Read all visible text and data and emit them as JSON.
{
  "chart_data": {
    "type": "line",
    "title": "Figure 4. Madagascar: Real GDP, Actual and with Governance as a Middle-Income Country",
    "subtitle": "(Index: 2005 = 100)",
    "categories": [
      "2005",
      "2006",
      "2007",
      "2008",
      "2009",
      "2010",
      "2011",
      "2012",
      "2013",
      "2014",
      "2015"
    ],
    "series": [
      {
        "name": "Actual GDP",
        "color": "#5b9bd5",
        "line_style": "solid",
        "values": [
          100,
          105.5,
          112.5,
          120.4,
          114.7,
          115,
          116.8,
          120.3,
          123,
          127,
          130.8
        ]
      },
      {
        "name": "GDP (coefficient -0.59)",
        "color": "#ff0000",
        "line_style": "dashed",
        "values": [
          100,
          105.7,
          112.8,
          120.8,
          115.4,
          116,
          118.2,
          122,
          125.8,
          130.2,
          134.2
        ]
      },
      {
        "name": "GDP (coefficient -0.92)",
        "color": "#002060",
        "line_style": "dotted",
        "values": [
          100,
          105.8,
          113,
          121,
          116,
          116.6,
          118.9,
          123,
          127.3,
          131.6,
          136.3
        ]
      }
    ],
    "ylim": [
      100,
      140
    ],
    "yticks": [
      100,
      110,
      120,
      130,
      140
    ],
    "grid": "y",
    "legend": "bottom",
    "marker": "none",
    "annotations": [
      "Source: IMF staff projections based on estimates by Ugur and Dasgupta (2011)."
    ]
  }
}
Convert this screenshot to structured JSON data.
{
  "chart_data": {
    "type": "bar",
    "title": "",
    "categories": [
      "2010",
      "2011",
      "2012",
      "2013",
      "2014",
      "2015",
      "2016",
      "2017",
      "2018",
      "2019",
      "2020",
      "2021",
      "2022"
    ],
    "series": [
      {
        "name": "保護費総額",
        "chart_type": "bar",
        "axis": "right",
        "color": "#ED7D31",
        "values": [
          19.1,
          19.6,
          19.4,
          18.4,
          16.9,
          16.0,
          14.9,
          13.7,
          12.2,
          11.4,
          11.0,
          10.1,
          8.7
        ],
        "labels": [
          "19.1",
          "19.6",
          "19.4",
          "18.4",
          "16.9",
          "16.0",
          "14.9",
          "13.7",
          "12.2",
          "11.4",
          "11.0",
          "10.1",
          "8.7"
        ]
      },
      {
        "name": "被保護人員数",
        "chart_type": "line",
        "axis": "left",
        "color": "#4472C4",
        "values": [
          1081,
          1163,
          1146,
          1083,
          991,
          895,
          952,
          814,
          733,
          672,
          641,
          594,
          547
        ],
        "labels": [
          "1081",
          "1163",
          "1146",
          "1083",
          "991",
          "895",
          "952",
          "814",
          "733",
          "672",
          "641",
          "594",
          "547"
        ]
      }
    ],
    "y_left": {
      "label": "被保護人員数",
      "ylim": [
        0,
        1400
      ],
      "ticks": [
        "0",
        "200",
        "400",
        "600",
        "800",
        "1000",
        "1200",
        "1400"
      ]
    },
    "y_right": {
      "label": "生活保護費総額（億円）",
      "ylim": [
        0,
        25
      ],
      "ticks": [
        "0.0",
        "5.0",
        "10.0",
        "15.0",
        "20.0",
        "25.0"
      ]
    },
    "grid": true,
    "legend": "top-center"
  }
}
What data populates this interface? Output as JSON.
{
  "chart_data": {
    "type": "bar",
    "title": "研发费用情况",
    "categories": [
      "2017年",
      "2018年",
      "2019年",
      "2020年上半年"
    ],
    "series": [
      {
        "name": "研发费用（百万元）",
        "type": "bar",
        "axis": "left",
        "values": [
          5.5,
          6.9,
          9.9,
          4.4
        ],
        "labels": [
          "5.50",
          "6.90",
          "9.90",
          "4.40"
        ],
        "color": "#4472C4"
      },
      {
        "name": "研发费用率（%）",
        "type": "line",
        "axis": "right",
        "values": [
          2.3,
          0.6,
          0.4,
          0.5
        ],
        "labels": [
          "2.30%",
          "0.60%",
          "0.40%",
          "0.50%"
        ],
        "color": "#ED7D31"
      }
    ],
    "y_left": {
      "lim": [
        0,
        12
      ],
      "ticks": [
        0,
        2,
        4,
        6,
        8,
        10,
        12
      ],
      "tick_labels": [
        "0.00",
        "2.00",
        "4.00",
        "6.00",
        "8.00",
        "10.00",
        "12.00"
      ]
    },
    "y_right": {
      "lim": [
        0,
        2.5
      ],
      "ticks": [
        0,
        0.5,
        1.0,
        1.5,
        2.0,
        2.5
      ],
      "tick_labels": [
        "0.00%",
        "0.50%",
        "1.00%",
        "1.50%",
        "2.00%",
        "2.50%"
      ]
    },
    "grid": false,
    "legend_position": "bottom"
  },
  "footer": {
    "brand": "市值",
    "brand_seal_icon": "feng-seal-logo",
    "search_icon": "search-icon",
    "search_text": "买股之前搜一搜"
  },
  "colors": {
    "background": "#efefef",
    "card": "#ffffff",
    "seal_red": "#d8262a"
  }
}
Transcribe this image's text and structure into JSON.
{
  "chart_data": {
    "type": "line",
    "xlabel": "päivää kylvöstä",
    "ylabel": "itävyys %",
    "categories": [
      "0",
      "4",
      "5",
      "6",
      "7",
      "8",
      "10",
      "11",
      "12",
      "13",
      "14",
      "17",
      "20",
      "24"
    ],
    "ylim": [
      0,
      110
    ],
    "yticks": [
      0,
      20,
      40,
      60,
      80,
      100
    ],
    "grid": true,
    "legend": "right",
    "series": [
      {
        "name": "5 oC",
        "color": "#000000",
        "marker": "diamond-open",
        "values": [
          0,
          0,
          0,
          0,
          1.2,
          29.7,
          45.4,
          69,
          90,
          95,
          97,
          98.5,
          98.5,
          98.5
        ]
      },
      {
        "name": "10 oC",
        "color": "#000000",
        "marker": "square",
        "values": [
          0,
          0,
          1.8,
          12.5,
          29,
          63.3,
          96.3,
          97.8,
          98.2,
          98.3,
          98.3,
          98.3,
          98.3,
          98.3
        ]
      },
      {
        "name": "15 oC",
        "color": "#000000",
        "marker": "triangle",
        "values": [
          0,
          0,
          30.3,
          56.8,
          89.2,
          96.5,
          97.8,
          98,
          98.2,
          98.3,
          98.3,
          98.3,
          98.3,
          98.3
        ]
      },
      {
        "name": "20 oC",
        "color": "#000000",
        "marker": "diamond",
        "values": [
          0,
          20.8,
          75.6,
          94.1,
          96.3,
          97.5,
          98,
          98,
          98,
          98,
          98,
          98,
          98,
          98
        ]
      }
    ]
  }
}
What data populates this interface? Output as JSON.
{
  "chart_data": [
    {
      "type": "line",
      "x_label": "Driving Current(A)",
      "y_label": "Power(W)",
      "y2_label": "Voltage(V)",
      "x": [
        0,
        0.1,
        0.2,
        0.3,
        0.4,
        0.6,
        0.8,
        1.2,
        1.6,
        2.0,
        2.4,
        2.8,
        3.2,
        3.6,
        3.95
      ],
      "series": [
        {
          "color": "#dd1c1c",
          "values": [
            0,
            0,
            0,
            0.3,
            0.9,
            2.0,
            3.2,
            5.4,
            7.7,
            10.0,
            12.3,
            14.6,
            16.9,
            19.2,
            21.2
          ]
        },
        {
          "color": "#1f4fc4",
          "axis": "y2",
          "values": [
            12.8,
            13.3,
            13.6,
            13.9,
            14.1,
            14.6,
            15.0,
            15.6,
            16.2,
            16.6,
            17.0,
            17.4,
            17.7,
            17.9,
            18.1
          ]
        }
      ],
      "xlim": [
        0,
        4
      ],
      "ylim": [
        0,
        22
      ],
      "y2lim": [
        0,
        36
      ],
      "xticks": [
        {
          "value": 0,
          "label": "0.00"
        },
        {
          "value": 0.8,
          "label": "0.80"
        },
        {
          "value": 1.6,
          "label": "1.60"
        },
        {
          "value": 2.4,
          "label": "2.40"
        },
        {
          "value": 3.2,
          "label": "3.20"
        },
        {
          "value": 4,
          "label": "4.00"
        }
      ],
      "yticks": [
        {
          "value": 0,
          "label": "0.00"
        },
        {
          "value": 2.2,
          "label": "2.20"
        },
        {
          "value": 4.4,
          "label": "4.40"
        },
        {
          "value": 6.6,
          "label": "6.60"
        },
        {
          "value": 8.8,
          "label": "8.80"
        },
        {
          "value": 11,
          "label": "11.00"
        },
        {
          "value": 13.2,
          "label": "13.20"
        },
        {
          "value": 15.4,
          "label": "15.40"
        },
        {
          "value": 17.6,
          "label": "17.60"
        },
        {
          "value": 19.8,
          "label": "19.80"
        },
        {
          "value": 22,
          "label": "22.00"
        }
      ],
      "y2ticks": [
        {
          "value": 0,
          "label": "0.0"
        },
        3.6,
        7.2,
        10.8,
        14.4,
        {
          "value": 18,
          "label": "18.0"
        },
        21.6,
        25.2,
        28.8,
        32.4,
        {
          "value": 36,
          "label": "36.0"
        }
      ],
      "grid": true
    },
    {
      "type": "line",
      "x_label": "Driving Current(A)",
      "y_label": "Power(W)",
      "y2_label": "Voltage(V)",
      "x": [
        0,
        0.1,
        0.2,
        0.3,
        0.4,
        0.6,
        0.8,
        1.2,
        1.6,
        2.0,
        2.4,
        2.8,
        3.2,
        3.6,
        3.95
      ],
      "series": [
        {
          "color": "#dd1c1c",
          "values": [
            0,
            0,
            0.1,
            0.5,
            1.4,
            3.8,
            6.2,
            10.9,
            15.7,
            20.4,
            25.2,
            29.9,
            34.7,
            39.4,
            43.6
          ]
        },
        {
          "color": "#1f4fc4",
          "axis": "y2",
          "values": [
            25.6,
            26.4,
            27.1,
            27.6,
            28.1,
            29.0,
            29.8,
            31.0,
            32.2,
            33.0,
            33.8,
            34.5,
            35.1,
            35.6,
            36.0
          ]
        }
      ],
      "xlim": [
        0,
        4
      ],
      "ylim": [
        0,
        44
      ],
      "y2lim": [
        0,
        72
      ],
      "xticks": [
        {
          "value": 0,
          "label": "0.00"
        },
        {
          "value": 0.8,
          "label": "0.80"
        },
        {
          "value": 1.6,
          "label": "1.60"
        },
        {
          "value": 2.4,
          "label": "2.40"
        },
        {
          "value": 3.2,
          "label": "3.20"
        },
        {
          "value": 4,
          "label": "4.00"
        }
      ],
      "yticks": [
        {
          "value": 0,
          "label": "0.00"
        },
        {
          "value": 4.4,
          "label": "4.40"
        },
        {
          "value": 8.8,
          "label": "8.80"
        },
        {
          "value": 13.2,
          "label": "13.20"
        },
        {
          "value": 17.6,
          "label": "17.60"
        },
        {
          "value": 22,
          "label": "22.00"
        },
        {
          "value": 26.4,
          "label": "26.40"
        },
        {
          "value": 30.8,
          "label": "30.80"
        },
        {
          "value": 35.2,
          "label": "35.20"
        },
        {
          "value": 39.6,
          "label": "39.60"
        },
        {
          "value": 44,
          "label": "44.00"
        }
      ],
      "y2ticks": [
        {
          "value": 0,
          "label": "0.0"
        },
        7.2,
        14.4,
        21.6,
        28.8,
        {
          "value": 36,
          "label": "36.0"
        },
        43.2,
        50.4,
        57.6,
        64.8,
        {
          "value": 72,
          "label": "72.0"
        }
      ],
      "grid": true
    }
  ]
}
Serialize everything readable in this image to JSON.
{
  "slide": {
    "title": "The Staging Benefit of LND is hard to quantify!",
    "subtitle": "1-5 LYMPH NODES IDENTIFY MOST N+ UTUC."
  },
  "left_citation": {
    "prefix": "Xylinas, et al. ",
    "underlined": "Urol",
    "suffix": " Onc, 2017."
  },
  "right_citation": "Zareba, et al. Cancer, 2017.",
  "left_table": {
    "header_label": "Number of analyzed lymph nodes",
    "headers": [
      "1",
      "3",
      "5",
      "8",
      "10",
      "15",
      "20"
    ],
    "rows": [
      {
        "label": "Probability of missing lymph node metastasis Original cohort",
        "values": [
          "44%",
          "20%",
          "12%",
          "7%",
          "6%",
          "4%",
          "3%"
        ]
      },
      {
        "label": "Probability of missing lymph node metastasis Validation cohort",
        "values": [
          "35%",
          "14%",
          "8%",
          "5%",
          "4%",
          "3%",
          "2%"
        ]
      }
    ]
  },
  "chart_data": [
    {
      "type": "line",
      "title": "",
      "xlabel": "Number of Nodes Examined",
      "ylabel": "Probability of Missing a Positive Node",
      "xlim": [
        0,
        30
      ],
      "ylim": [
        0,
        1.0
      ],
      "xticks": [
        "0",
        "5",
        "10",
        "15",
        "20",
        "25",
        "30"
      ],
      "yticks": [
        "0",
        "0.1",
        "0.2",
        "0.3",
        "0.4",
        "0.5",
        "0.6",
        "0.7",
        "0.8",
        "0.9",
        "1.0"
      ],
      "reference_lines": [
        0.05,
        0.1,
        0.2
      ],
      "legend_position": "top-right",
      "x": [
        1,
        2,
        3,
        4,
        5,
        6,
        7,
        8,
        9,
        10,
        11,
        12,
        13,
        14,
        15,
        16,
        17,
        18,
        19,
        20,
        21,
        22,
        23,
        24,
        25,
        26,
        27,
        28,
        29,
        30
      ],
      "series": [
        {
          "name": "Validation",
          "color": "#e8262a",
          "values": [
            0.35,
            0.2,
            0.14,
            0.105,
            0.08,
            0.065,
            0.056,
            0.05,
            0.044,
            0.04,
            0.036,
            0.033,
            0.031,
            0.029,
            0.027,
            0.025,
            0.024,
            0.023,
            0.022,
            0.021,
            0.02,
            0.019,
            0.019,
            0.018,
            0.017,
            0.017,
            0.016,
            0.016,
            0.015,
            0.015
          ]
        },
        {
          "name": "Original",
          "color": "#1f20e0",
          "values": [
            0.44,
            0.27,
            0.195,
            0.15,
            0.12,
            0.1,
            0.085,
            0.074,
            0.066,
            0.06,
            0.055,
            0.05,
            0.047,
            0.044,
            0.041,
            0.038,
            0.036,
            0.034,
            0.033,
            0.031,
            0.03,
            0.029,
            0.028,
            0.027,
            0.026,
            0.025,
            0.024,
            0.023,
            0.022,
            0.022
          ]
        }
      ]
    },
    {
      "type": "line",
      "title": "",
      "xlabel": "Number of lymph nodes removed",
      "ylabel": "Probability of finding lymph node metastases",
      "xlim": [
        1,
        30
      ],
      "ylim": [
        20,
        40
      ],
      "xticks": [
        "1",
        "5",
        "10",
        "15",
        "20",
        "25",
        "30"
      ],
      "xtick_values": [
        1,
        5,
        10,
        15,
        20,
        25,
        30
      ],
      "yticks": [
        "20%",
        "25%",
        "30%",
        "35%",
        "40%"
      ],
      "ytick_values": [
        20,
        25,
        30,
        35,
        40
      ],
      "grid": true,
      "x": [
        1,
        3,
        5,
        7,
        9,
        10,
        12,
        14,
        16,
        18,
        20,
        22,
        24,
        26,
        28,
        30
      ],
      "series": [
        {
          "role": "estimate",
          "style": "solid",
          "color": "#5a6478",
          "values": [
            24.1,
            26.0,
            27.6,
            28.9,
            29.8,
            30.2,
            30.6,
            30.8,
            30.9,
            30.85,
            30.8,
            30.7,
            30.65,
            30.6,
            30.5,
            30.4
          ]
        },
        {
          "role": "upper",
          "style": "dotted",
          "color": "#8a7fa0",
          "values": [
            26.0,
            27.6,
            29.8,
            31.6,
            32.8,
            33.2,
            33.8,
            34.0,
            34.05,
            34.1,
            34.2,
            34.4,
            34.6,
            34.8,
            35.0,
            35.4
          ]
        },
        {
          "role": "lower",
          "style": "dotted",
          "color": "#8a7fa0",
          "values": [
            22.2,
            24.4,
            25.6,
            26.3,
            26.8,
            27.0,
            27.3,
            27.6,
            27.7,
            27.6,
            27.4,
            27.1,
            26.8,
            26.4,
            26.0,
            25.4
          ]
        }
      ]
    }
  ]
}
———
**WHAT TO PRODUCE:**
Copy each line that contains the word "Actual".

**ANSWER FOR THIS EXERCISE:**
    "title": "Figure 4. Madagascar: Real GDP, Actual and with Governance as a Middle-Income Country",
        "name": "Actual GDP",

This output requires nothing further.